Skip the pictures. Transcribe the rest of the data below without changing a word.

● ● ● ●

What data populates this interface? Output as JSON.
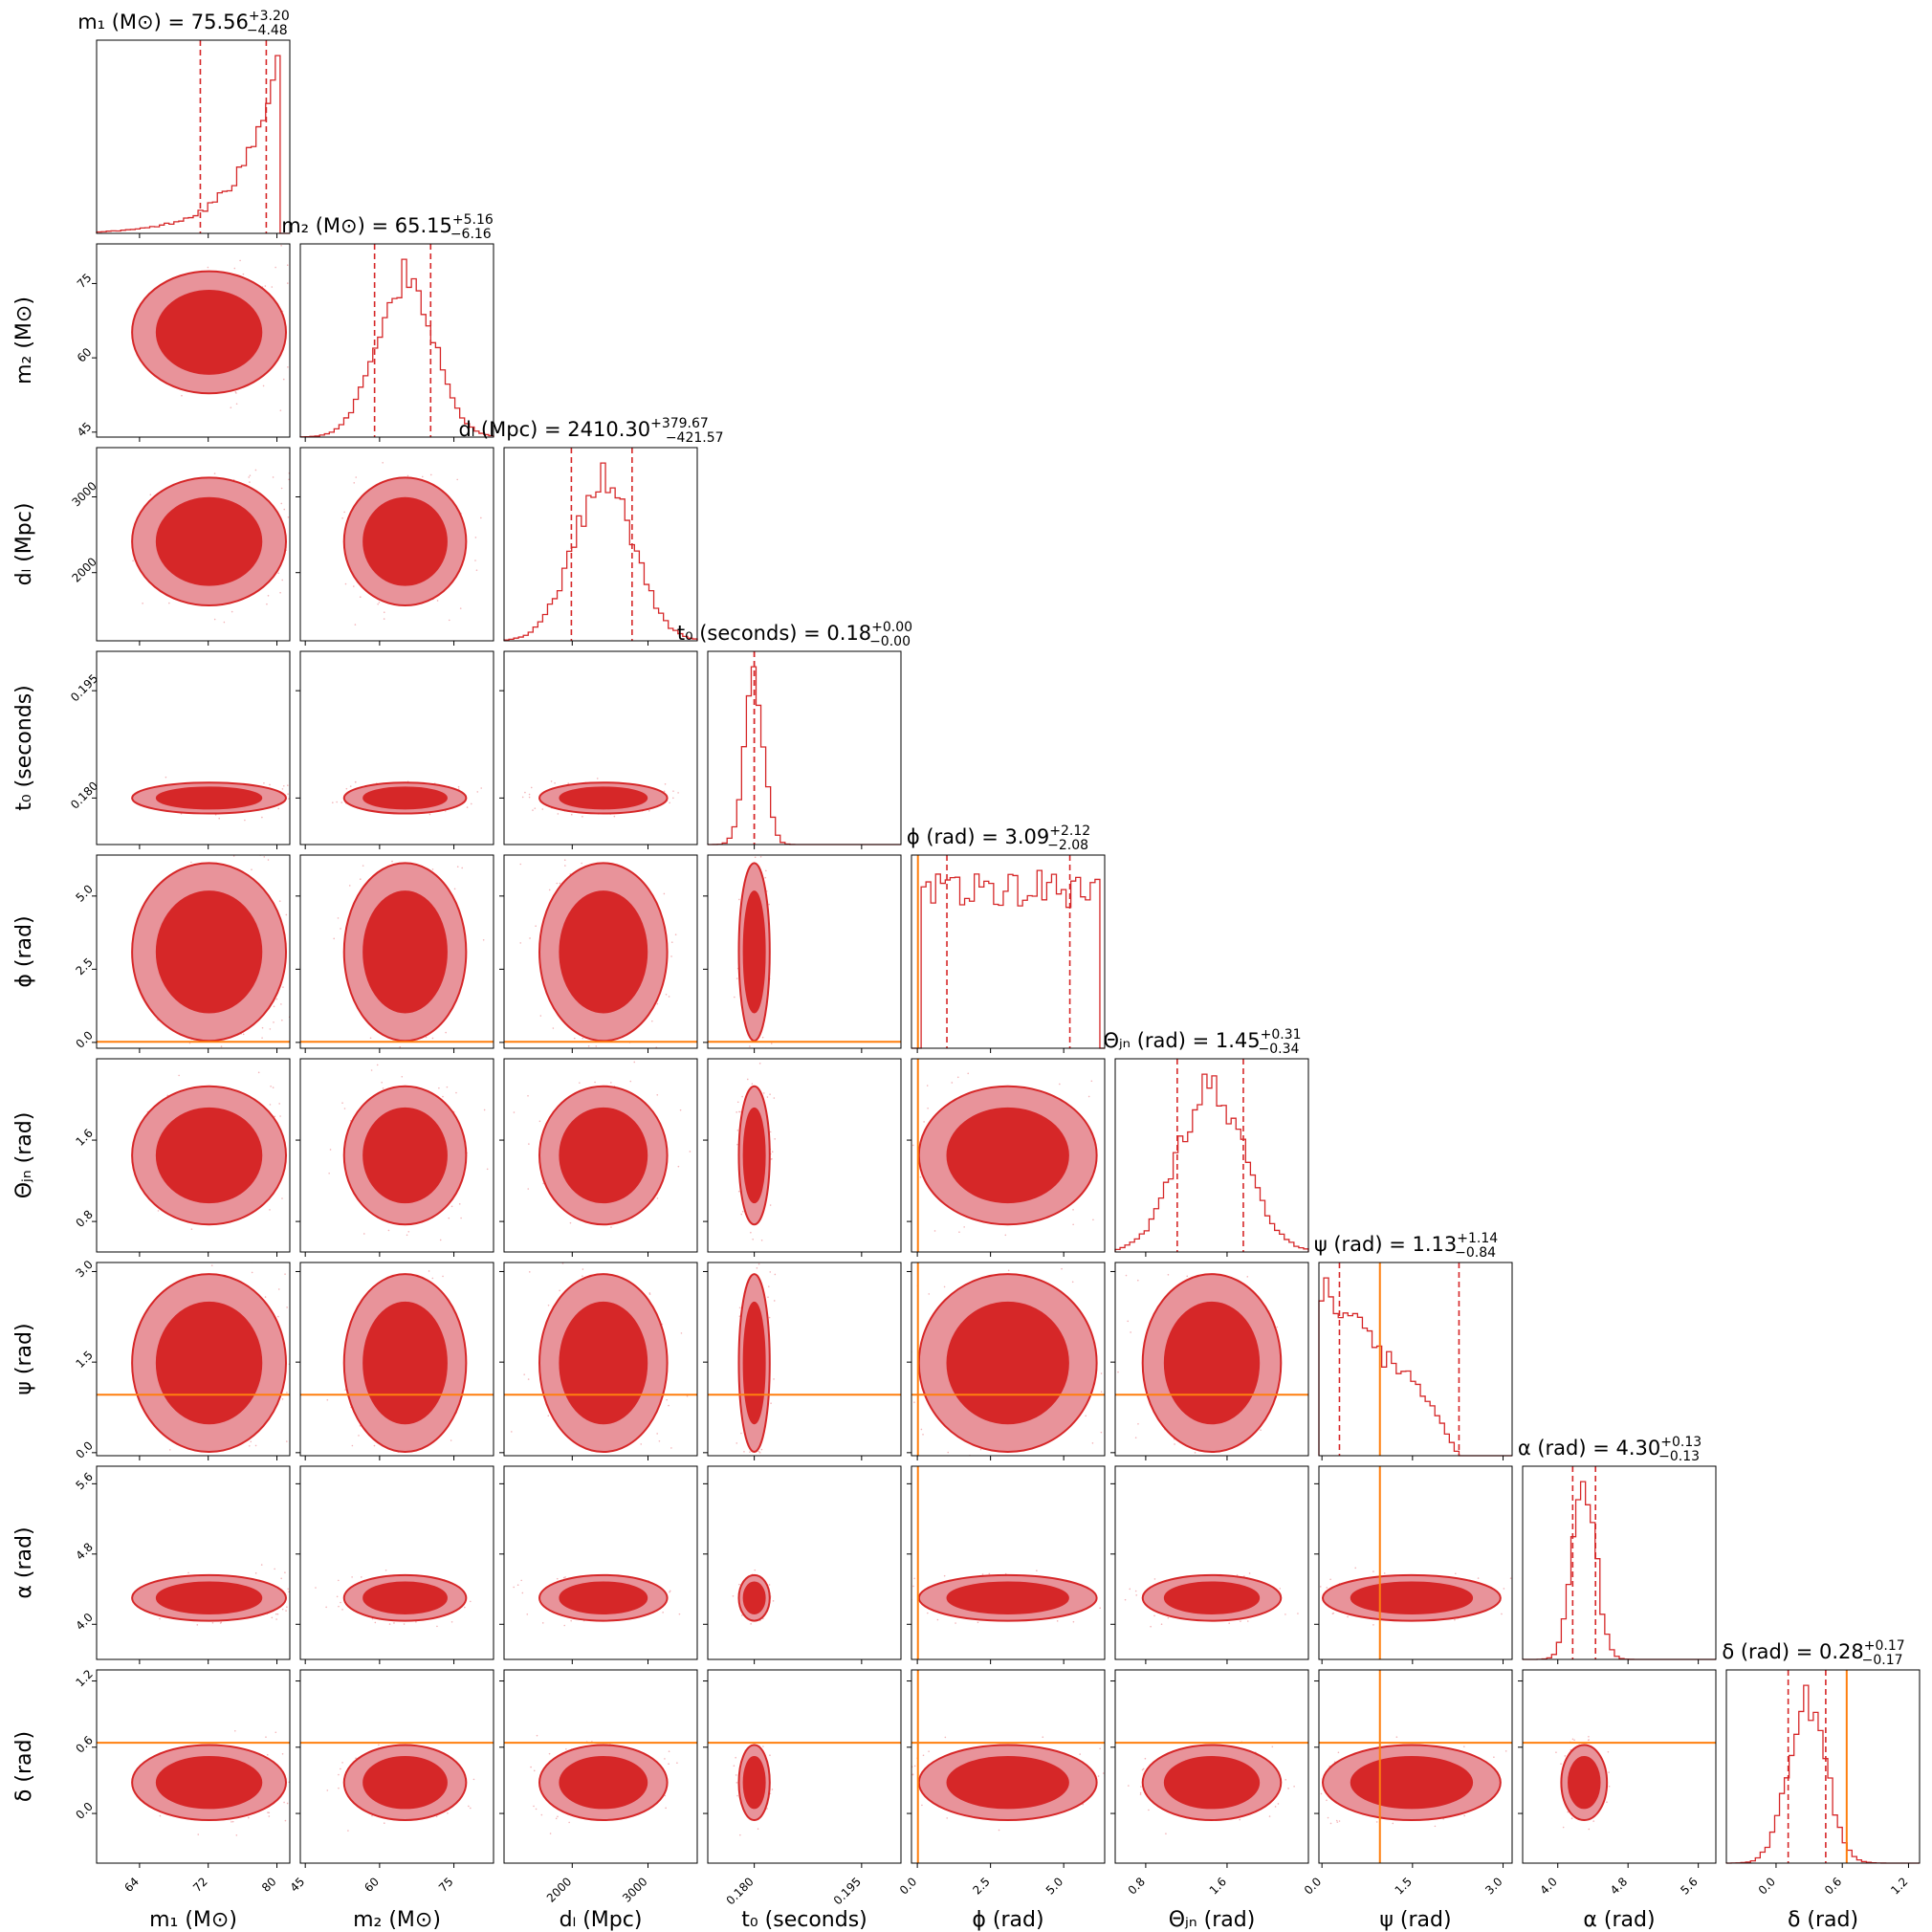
{
  "chart_data": {
    "type": "corner",
    "params": [
      {
        "key": "m1",
        "label": "m₁ (M⊙)",
        "ticks": [
          "64",
          "72",
          "80"
        ],
        "tick_values": [
          64,
          72,
          80
        ],
        "range": [
          59,
          81.5
        ],
        "title": "m₁ (M⊙) = 75.56",
        "title_sup": "+3.20",
        "title_sub": "−4.48",
        "median": 75.56,
        "err_plus": 3.2,
        "err_minus": 4.48,
        "truth": null
      },
      {
        "key": "m2",
        "label": "m₂ (M⊙)",
        "ticks": [
          "45",
          "60",
          "75"
        ],
        "tick_values": [
          45,
          60,
          75
        ],
        "range": [
          44,
          83
        ],
        "title": "m₂ (M⊙) = 65.15",
        "title_sup": "+5.16",
        "title_sub": "−6.16",
        "median": 65.15,
        "err_plus": 5.16,
        "err_minus": 6.16,
        "truth": null
      },
      {
        "key": "dL",
        "label": "dₗ (Mpc)",
        "ticks": [
          "2000",
          "3000"
        ],
        "tick_values": [
          2000,
          3000
        ],
        "range": [
          1100,
          3650
        ],
        "title": "dₗ (Mpc) = 2410.30",
        "title_sup": "+379.67",
        "title_sub": "−421.57",
        "median": 2410.3,
        "err_plus": 379.67,
        "err_minus": 421.57,
        "truth": null
      },
      {
        "key": "t0",
        "label": "t₀ (seconds)",
        "ticks": [
          "0.180",
          "0.195"
        ],
        "tick_values": [
          0.18,
          0.195
        ],
        "range": [
          0.1735,
          0.2005
        ],
        "title": "t₀ (seconds) = 0.18",
        "title_sup": "+0.00",
        "title_sub": "−0.00",
        "median": 0.18,
        "err_plus": 0.0,
        "err_minus": 0.0,
        "truth": null
      },
      {
        "key": "phi",
        "label": "ϕ (rad)",
        "ticks": [
          "0.0",
          "2.5",
          "5.0"
        ],
        "tick_values": [
          0,
          2.5,
          5.0
        ],
        "range": [
          -0.2,
          6.4
        ],
        "title": "ϕ (rad) = 3.09",
        "title_sup": "+2.12",
        "title_sub": "−2.08",
        "median": 3.09,
        "err_plus": 2.12,
        "err_minus": 2.08,
        "truth": 0.02
      },
      {
        "key": "theta",
        "label": "Θⱼₙ (rad)",
        "ticks": [
          "0.8",
          "1.6"
        ],
        "tick_values": [
          0.8,
          1.6
        ],
        "range": [
          0.5,
          2.4
        ],
        "title": "Θⱼₙ (rad) = 1.45",
        "title_sup": "+0.31",
        "title_sub": "−0.34",
        "median": 1.45,
        "err_plus": 0.31,
        "err_minus": 0.34,
        "truth": null
      },
      {
        "key": "psi",
        "label": "ψ (rad)",
        "ticks": [
          "0.0",
          "1.5",
          "3.0"
        ],
        "tick_values": [
          0,
          1.5,
          3.0
        ],
        "range": [
          -0.05,
          3.15
        ],
        "title": "ψ (rad) = 1.13",
        "title_sup": "+1.14",
        "title_sub": "−0.84",
        "median": 1.13,
        "err_plus": 1.14,
        "err_minus": 0.84,
        "truth": 0.96
      },
      {
        "key": "alpha",
        "label": "α (rad)",
        "ticks": [
          "4.0",
          "4.8",
          "5.6"
        ],
        "tick_values": [
          4.0,
          4.8,
          5.6
        ],
        "range": [
          3.6,
          5.8
        ],
        "title": "α (rad) = 4.30",
        "title_sup": "+0.13",
        "title_sub": "−0.13",
        "median": 4.3,
        "err_plus": 0.13,
        "err_minus": 0.13,
        "truth": null
      },
      {
        "key": "delta",
        "label": "δ (rad)",
        "ticks": [
          "0.0",
          "0.6",
          "1.2"
        ],
        "tick_values": [
          0,
          0.6,
          1.2
        ],
        "range": [
          -0.45,
          1.3
        ],
        "title": "δ (rad) = 0.28",
        "title_sup": "+0.17",
        "title_sub": "−0.17",
        "median": 0.28,
        "err_plus": 0.17,
        "err_minus": 0.17,
        "truth": 0.64
      }
    ],
    "colors": {
      "posterior": "#d62728",
      "posterior_light": "#e8939a",
      "truth": "#ff7f0e"
    }
  }
}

● ● ● ●

THE SOLUTION:
What data populates this interface? Output as JSON.
{
  "chart_data": {
    "type": "corner",
    "params": [
      {
        "key": "m1",
        "label": "m₁ (M⊙)",
        "ticks": [
          "64",
          "72",
          "80"
        ],
        "tick_values": [
          64,
          72,
          80
        ],
        "range": [
          59,
          81.5
        ],
        "title": "m₁ (M⊙) = 75.56",
        "title_sup": "+3.20",
        "title_sub": "−4.48",
        "median": 75.56,
        "err_plus": 3.2,
        "err_minus": 4.48,
        "truth": null
      },
      {
        "key": "m2",
        "label": "m₂ (M⊙)",
        "ticks": [
          "45",
          "60",
          "75"
        ],
        "tick_values": [
          45,
          60,
          75
        ],
        "range": [
          44,
          83
        ],
        "title": "m₂ (M⊙) = 65.15",
        "title_sup": "+5.16",
        "title_sub": "−6.16",
        "median": 65.15,
        "err_plus": 5.16,
        "err_minus": 6.16,
        "truth": null
      },
      {
        "key": "dL",
        "label": "dₗ (Mpc)",
        "ticks": [
          "2000",
          "3000"
        ],
        "tick_values": [
          2000,
          3000
        ],
        "range": [
          1100,
          3650
        ],
        "title": "dₗ (Mpc) = 2410.30",
        "title_sup": "+379.67",
        "title_sub": "−421.57",
        "median": 2410.3,
        "err_plus": 379.67,
        "err_minus": 421.57,
        "truth": null
      },
      {
        "key": "t0",
        "label": "t₀ (seconds)",
        "ticks": [
          "0.180",
          "0.195"
        ],
        "tick_values": [
          0.18,
          0.195
        ],
        "range": [
          0.1735,
          0.2005
        ],
        "title": "t₀ (seconds) = 0.18",
        "title_sup": "+0.00",
        "title_sub": "−0.00",
        "median": 0.18,
        "err_plus": 0.0,
        "err_minus": 0.0,
        "truth": null
      },
      {
        "key": "phi",
        "label": "ϕ (rad)",
        "ticks": [
          "0.0",
          "2.5",
          "5.0"
        ],
        "tick_values": [
          0,
          2.5,
          5.0
        ],
        "range": [
          -0.2,
          6.4
        ],
        "title": "ϕ (rad) = 3.09",
        "title_sup": "+2.12",
        "title_sub": "−2.08",
        "median": 3.09,
        "err_plus": 2.12,
        "err_minus": 2.08,
        "truth": 0.02
      },
      {
        "key": "theta",
        "label": "Θⱼₙ (rad)",
        "ticks": [
          "0.8",
          "1.6"
        ],
        "tick_values": [
          0.8,
          1.6
        ],
        "range": [
          0.5,
          2.4
        ],
        "title": "Θⱼₙ (rad) = 1.45",
        "title_sup": "+0.31",
        "title_sub": "−0.34",
        "median": 1.45,
        "err_plus": 0.31,
        "err_minus": 0.34,
        "truth": null
      },
      {
        "key": "psi",
        "label": "ψ (rad)",
        "ticks": [
          "0.0",
          "1.5",
          "3.0"
        ],
        "tick_values": [
          0,
          1.5,
          3.0
        ],
        "range": [
          -0.05,
          3.15
        ],
        "title": "ψ (rad) = 1.13",
        "title_sup": "+1.14",
        "title_sub": "−0.84",
        "median": 1.13,
        "err_plus": 1.14,
        "err_minus": 0.84,
        "truth": 0.96
      },
      {
        "key": "alpha",
        "label": "α (rad)",
        "ticks": [
          "4.0",
          "4.8",
          "5.6"
        ],
        "tick_values": [
          4.0,
          4.8,
          5.6
        ],
        "range": [
          3.6,
          5.8
        ],
        "title": "α (rad) = 4.30",
        "title_sup": "+0.13",
        "title_sub": "−0.13",
        "median": 4.3,
        "err_plus": 0.13,
        "err_minus": 0.13,
        "truth": null
      },
      {
        "key": "delta",
        "label": "δ (rad)",
        "ticks": [
          "0.0",
          "0.6",
          "1.2"
        ],
        "tick_values": [
          0,
          0.6,
          1.2
        ],
        "range": [
          -0.45,
          1.3
        ],
        "title": "δ (rad) = 0.28",
        "title_sup": "+0.17",
        "title_sub": "−0.17",
        "median": 0.28,
        "err_plus": 0.17,
        "err_minus": 0.17,
        "truth": 0.64
      }
    ],
    "colors": {
      "posterior": "#d62728",
      "posterior_light": "#e8939a",
      "truth": "#ff7f0e"
    }
  }
}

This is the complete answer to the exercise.